-- Start of Given entries --

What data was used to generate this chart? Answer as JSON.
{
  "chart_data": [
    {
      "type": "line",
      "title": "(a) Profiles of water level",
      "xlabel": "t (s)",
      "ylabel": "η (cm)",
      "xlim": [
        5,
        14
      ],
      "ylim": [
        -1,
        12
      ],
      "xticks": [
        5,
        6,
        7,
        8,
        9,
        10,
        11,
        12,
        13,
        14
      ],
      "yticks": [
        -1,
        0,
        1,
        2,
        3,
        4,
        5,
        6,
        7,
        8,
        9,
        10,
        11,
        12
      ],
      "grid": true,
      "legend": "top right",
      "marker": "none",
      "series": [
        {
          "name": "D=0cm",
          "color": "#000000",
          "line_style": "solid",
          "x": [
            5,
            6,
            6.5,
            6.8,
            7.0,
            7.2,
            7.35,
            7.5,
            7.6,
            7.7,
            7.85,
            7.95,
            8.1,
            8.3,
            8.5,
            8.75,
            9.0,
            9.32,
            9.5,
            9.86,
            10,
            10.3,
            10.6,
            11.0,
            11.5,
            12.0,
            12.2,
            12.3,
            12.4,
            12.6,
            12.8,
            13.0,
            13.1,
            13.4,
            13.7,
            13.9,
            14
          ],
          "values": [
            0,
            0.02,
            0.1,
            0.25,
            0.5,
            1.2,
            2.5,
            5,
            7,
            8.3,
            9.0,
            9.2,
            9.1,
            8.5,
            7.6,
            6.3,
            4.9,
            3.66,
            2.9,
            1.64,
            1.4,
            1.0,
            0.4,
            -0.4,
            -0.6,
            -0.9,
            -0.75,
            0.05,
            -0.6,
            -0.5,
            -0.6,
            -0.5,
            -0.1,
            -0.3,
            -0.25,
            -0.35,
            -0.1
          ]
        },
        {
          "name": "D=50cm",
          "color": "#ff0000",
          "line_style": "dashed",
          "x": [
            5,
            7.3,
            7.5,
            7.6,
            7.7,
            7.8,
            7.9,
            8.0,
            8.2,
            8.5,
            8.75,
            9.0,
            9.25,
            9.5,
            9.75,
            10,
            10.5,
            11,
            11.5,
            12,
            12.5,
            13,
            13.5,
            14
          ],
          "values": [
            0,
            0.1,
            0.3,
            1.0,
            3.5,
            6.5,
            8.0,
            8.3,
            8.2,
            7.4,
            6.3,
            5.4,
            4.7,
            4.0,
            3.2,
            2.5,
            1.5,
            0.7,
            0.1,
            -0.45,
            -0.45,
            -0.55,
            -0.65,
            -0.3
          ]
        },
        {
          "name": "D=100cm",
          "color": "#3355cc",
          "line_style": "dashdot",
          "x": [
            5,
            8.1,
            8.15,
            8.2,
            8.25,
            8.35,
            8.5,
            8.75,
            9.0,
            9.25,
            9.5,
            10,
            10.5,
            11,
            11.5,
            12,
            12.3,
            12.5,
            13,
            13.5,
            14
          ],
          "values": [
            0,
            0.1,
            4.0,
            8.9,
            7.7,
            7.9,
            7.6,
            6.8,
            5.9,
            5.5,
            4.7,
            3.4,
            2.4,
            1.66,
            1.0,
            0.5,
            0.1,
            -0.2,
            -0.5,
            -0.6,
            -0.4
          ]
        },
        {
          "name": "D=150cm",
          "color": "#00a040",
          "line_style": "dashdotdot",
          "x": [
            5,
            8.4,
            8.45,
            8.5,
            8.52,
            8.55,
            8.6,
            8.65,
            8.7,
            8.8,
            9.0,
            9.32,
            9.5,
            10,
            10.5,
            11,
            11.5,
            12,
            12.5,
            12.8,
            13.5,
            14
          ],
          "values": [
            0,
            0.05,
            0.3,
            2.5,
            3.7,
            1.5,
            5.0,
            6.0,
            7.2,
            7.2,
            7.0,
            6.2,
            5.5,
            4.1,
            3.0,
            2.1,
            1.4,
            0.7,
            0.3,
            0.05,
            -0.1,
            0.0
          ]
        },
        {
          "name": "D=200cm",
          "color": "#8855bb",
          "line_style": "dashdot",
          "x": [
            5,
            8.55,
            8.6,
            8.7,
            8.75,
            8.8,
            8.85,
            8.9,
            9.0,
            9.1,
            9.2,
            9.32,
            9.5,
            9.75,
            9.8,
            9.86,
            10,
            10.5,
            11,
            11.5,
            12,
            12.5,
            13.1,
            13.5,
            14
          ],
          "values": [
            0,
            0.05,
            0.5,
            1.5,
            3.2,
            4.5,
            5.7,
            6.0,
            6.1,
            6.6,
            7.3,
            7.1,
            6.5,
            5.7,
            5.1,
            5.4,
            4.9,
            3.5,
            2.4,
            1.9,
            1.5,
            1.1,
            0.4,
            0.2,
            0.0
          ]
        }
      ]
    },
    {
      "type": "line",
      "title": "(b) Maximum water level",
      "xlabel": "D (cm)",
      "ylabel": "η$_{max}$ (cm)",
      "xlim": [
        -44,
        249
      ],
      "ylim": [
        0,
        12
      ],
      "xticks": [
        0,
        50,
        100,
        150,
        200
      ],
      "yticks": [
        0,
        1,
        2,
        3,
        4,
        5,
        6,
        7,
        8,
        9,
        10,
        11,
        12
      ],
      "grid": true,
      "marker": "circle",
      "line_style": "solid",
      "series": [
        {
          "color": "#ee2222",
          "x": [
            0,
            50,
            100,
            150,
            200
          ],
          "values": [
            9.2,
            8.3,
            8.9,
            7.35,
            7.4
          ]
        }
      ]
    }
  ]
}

-- End of Given entries --

__Exercise instructions__.
Return every entry exactly as given.

__Answer to this exercise__.
What data was used to generate this chart? Answer as JSON.
{
  "chart_data": [
    {
      "type": "line",
      "title": "(a) Profiles of water level",
      "xlabel": "t (s)",
      "ylabel": "η (cm)",
      "xlim": [
        5,
        14
      ],
      "ylim": [
        -1,
        12
      ],
      "xticks": [
        5,
        6,
        7,
        8,
        9,
        10,
        11,
        12,
        13,
        14
      ],
      "yticks": [
        -1,
        0,
        1,
        2,
        3,
        4,
        5,
        6,
        7,
        8,
        9,
        10,
        11,
        12
      ],
      "grid": true,
      "legend": "top right",
      "marker": "none",
      "series": [
        {
          "name": "D=0cm",
          "color": "#000000",
          "line_style": "solid",
          "x": [
            5,
            6,
            6.5,
            6.8,
            7.0,
            7.2,
            7.35,
            7.5,
            7.6,
            7.7,
            7.85,
            7.95,
            8.1,
            8.3,
            8.5,
            8.75,
            9.0,
            9.32,
            9.5,
            9.86,
            10,
            10.3,
            10.6,
            11.0,
            11.5,
            12.0,
            12.2,
            12.3,
            12.4,
            12.6,
            12.8,
            13.0,
            13.1,
            13.4,
            13.7,
            13.9,
            14
          ],
          "values": [
            0,
            0.02,
            0.1,
            0.25,
            0.5,
            1.2,
            2.5,
            5,
            7,
            8.3,
            9.0,
            9.2,
            9.1,
            8.5,
            7.6,
            6.3,
            4.9,
            3.66,
            2.9,
            1.64,
            1.4,
            1.0,
            0.4,
            -0.4,
            -0.6,
            -0.9,
            -0.75,
            0.05,
            -0.6,
            -0.5,
            -0.6,
            -0.5,
            -0.1,
            -0.3,
            -0.25,
            -0.35,
            -0.1
          ]
        },
        {
          "name": "D=50cm",
          "color": "#ff0000",
          "line_style": "dashed",
          "x": [
            5,
            7.3,
            7.5,
            7.6,
            7.7,
            7.8,
            7.9,
            8.0,
            8.2,
            8.5,
            8.75,
            9.0,
            9.25,
            9.5,
            9.75,
            10,
            10.5,
            11,
            11.5,
            12,
            12.5,
            13,
            13.5,
            14
          ],
          "values": [
            0,
            0.1,
            0.3,
            1.0,
            3.5,
            6.5,
            8.0,
            8.3,
            8.2,
            7.4,
            6.3,
            5.4,
            4.7,
            4.0,
            3.2,
            2.5,
            1.5,
            0.7,
            0.1,
            -0.45,
            -0.45,
            -0.55,
            -0.65,
            -0.3
          ]
        },
        {
          "name": "D=100cm",
          "color": "#3355cc",
          "line_style": "dashdot",
          "x": [
            5,
            8.1,
            8.15,
            8.2,
            8.25,
            8.35,
            8.5,
            8.75,
            9.0,
            9.25,
            9.5,
            10,
            10.5,
            11,
            11.5,
            12,
            12.3,
            12.5,
            13,
            13.5,
            14
          ],
          "values": [
            0,
            0.1,
            4.0,
            8.9,
            7.7,
            7.9,
            7.6,
            6.8,
            5.9,
            5.5,
            4.7,
            3.4,
            2.4,
            1.66,
            1.0,
            0.5,
            0.1,
            -0.2,
            -0.5,
            -0.6,
            -0.4
          ]
        },
        {
          "name": "D=150cm",
          "color": "#00a040",
          "line_style": "dashdotdot",
          "x": [
            5,
            8.4,
            8.45,
            8.5,
            8.52,
            8.55,
            8.6,
            8.65,
            8.7,
            8.8,
            9.0,
            9.32,
            9.5,
            10,
            10.5,
            11,
            11.5,
            12,
            12.5,
            12.8,
            13.5,
            14
          ],
          "values": [
            0,
            0.05,
            0.3,
            2.5,
            3.7,
            1.5,
            5.0,
            6.0,
            7.2,
            7.2,
            7.0,
            6.2,
            5.5,
            4.1,
            3.0,
            2.1,
            1.4,
            0.7,
            0.3,
            0.05,
            -0.1,
            0.0
          ]
        },
        {
          "name": "D=200cm",
          "color": "#8855bb",
          "line_style": "dashdot",
          "x": [
            5,
            8.55,
            8.6,
            8.7,
            8.75,
            8.8,
            8.85,
            8.9,
            9.0,
            9.1,
            9.2,
            9.32,
            9.5,
            9.75,
            9.8,
            9.86,
            10,
            10.5,
            11,
            11.5,
            12,
            12.5,
            13.1,
            13.5,
            14
          ],
          "values": [
            0,
            0.05,
            0.5,
            1.5,
            3.2,
            4.5,
            5.7,
            6.0,
            6.1,
            6.6,
            7.3,
            7.1,
            6.5,
            5.7,
            5.1,
            5.4,
            4.9,
            3.5,
            2.4,
            1.9,
            1.5,
            1.1,
            0.4,
            0.2,
            0.0
          ]
        }
      ]
    },
    {
      "type": "line",
      "title": "(b) Maximum water level",
      "xlabel": "D (cm)",
      "ylabel": "η$_{max}$ (cm)",
      "xlim": [
        -44,
        249
      ],
      "ylim": [
        0,
        12
      ],
      "xticks": [
        0,
        50,
        100,
        150,
        200
      ],
      "yticks": [
        0,
        1,
        2,
        3,
        4,
        5,
        6,
        7,
        8,
        9,
        10,
        11,
        12
      ],
      "grid": true,
      "marker": "circle",
      "line_style": "solid",
      "series": [
        {
          "color": "#ee2222",
          "x": [
            0,
            50,
            100,
            150,
            200
          ],
          "values": [
            9.2,
            8.3,
            8.9,
            7.35,
            7.4
          ]
        }
      ]
    }
  ]
}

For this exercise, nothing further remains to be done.